Dataset entries
------------------------------------------------
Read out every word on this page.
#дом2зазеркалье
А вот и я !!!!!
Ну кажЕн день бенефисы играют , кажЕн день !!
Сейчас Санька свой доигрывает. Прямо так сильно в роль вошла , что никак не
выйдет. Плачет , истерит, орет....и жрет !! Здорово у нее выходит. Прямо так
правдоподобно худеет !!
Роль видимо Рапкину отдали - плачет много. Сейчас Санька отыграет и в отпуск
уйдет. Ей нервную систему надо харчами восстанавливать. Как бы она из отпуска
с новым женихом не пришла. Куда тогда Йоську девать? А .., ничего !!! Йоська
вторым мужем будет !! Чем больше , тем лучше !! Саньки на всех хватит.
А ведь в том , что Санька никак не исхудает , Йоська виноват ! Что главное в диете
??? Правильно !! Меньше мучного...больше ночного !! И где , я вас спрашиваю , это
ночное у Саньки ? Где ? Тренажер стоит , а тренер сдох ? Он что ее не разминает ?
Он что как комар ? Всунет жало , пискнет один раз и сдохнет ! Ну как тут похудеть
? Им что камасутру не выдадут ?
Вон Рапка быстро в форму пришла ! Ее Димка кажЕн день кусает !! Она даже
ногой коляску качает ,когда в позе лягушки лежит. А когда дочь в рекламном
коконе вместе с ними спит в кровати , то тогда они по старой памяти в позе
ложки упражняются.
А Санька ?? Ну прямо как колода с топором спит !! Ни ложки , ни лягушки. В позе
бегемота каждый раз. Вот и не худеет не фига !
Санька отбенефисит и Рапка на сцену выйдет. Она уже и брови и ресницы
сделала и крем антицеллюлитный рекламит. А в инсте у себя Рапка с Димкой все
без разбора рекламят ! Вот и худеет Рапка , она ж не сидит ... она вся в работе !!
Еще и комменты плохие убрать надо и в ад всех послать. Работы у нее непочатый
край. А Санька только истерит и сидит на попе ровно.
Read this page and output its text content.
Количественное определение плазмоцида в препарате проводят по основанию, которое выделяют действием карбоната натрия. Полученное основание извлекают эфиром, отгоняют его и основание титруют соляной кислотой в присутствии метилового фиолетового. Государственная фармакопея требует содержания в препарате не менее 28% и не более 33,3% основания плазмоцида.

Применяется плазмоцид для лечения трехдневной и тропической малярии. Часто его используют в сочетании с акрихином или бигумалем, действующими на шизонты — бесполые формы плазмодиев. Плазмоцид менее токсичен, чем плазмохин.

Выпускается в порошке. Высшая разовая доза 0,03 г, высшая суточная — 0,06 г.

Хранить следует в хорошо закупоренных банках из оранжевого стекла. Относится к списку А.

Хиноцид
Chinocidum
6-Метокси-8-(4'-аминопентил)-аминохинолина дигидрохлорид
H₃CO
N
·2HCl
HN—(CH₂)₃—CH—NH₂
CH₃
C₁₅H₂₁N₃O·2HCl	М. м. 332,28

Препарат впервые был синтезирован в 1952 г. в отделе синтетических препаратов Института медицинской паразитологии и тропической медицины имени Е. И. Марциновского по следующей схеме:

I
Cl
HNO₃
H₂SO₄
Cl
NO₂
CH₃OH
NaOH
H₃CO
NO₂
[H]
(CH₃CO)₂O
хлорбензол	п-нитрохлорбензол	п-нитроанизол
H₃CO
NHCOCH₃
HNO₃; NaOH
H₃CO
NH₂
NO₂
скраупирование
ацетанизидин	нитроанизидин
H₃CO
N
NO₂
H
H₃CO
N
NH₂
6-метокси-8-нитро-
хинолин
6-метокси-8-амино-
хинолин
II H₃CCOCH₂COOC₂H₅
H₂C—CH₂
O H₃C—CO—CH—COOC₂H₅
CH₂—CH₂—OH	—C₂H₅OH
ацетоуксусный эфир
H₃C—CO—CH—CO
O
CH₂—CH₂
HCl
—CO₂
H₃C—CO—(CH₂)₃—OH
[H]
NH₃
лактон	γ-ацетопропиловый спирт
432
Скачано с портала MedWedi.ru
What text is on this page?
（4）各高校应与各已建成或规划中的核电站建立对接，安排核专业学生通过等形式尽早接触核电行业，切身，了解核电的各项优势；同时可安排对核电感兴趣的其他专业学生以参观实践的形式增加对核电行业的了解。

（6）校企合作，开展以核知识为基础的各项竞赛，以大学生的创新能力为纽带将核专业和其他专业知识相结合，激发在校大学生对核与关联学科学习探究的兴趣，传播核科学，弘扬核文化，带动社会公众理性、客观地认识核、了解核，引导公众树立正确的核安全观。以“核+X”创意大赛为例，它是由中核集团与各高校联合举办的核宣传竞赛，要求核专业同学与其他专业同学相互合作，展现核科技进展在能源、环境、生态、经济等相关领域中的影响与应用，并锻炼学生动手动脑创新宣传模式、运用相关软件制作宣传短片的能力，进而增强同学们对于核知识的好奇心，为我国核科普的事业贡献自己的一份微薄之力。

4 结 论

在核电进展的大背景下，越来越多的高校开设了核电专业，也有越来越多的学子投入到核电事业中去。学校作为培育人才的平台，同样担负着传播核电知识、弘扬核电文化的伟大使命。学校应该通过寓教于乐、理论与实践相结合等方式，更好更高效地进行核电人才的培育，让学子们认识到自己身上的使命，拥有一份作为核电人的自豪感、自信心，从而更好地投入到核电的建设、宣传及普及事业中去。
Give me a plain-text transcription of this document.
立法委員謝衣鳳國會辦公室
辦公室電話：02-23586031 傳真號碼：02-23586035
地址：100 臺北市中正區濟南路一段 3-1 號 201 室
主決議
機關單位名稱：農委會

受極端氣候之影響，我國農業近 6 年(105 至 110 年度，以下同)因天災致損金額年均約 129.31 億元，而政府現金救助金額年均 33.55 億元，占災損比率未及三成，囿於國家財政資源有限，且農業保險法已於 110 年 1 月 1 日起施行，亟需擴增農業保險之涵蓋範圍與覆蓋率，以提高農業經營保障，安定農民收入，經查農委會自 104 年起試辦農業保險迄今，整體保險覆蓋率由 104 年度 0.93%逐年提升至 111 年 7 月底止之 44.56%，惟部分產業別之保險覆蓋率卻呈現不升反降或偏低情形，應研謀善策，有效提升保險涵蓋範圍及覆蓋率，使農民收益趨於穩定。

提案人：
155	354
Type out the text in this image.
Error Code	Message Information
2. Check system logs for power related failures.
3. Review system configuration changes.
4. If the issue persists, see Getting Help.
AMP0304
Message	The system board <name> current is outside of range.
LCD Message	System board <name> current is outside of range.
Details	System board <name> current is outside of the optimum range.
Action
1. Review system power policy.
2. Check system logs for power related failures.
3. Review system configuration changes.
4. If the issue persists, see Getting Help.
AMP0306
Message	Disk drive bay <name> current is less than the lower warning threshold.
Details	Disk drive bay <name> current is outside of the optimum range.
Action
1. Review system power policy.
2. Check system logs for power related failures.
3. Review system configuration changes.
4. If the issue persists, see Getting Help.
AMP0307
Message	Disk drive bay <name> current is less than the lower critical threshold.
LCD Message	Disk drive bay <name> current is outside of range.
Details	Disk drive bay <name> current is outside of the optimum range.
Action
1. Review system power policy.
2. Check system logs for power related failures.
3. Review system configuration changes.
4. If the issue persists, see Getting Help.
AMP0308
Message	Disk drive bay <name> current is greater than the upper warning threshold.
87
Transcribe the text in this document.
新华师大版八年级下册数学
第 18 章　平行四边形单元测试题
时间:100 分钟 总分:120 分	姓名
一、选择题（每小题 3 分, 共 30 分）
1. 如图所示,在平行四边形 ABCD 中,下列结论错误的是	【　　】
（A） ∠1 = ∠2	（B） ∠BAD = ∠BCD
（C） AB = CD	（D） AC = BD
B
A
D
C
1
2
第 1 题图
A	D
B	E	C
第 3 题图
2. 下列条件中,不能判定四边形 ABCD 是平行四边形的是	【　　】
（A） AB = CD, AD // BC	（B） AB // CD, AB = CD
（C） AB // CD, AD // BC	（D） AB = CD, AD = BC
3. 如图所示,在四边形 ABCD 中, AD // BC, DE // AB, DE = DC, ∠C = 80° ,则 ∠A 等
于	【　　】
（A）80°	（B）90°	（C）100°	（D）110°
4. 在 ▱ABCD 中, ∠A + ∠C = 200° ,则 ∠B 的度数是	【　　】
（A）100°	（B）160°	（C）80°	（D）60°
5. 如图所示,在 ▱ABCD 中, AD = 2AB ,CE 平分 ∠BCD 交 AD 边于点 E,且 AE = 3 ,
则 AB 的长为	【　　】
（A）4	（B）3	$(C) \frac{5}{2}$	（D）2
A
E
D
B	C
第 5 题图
------------------------------------------------
▶ **REQUEST**
Scan the lines above for "сидит", then copy every one that has it.

▶ **EXERCISE RESULT**
без разбора рекламят ! Вот и худеет Рапка , она ж не сидит ... она вся в работе !!
край. А Санька только истерит и сидит на попе ровно.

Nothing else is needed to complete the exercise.